═══ Extracted entries ═══

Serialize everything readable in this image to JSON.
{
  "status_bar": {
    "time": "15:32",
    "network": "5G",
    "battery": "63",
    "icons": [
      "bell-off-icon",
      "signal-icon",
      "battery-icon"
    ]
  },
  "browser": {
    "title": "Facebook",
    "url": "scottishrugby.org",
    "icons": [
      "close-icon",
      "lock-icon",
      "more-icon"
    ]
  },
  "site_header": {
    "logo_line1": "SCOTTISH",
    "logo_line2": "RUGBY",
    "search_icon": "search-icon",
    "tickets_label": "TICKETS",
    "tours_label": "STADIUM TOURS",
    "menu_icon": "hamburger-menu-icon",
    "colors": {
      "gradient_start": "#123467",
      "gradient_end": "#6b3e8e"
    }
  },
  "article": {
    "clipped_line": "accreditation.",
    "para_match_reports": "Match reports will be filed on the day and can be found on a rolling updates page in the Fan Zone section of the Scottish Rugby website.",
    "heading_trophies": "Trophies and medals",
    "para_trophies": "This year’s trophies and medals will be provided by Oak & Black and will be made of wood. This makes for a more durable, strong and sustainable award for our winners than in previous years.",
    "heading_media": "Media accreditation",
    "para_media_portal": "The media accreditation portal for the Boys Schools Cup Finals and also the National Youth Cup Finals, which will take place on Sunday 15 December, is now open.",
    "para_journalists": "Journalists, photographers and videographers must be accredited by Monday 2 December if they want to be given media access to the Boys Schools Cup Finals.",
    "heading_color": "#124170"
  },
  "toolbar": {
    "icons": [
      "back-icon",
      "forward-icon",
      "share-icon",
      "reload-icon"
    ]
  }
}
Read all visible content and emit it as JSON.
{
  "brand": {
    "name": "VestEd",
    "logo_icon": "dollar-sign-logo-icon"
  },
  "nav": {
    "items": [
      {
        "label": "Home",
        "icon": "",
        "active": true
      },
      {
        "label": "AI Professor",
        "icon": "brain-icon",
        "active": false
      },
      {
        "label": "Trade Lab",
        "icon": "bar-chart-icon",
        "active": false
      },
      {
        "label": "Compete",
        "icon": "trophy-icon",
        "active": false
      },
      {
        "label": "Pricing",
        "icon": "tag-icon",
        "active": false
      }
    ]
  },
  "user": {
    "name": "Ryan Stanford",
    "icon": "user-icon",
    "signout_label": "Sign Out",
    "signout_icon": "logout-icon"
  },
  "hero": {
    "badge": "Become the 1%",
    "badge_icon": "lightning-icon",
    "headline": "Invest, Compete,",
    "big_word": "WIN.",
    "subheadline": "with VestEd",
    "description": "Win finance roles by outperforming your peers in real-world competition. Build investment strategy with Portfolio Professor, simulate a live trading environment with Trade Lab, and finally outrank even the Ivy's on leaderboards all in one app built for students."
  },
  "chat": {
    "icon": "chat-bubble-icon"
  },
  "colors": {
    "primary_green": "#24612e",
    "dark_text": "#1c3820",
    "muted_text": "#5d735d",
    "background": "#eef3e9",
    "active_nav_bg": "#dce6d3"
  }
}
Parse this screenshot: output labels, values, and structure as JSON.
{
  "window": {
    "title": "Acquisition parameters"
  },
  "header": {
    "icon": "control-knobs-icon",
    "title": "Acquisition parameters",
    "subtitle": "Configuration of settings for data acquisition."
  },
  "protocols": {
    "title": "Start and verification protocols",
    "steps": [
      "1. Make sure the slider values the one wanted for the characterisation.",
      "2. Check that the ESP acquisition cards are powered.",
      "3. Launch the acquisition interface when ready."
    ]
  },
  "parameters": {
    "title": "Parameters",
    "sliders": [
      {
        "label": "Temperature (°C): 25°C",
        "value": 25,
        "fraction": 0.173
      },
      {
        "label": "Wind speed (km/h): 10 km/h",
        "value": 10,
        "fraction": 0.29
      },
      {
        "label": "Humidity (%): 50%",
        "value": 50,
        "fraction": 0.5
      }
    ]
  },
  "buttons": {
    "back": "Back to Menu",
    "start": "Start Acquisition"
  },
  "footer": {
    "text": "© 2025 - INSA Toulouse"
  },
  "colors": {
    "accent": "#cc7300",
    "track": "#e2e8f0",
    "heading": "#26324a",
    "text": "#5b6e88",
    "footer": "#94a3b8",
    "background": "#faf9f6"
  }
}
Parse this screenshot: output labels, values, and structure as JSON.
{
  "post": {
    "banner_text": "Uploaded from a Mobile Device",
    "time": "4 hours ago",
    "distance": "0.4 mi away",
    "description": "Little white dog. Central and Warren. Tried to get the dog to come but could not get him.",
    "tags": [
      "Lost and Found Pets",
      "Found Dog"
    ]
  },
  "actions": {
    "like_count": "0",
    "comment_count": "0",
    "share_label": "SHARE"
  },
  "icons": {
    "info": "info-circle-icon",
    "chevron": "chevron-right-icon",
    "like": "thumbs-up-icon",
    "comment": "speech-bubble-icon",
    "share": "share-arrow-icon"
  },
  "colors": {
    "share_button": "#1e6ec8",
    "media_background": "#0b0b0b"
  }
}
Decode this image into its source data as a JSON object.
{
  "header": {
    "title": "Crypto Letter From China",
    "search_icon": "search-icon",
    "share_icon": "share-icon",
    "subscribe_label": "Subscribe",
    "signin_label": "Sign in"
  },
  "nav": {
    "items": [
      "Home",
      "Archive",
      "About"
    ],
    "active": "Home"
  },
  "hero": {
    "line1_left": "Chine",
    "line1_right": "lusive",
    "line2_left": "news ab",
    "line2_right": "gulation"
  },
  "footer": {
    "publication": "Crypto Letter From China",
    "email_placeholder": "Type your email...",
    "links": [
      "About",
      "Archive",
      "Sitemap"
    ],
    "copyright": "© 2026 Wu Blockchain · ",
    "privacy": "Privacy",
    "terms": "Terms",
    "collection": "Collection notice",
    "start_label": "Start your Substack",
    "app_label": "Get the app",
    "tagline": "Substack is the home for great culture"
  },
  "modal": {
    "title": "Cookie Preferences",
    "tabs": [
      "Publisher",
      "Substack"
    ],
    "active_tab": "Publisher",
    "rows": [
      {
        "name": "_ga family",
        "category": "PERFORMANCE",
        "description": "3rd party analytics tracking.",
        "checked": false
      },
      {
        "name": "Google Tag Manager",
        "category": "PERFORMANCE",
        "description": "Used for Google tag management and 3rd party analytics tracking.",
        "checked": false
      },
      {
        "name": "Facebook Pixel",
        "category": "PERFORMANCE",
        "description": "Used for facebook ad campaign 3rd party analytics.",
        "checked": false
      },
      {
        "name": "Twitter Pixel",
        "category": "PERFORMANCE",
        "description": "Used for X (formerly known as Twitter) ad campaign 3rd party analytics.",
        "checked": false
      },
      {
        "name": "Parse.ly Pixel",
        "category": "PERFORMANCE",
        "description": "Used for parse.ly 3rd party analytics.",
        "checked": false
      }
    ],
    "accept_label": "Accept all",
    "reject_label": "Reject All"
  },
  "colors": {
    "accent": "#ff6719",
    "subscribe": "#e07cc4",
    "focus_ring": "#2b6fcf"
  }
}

═══

From the entries above, copy out every line where the string "Compete" appears.

        "label": "Compete",
    "headline": "Invest, Compete,",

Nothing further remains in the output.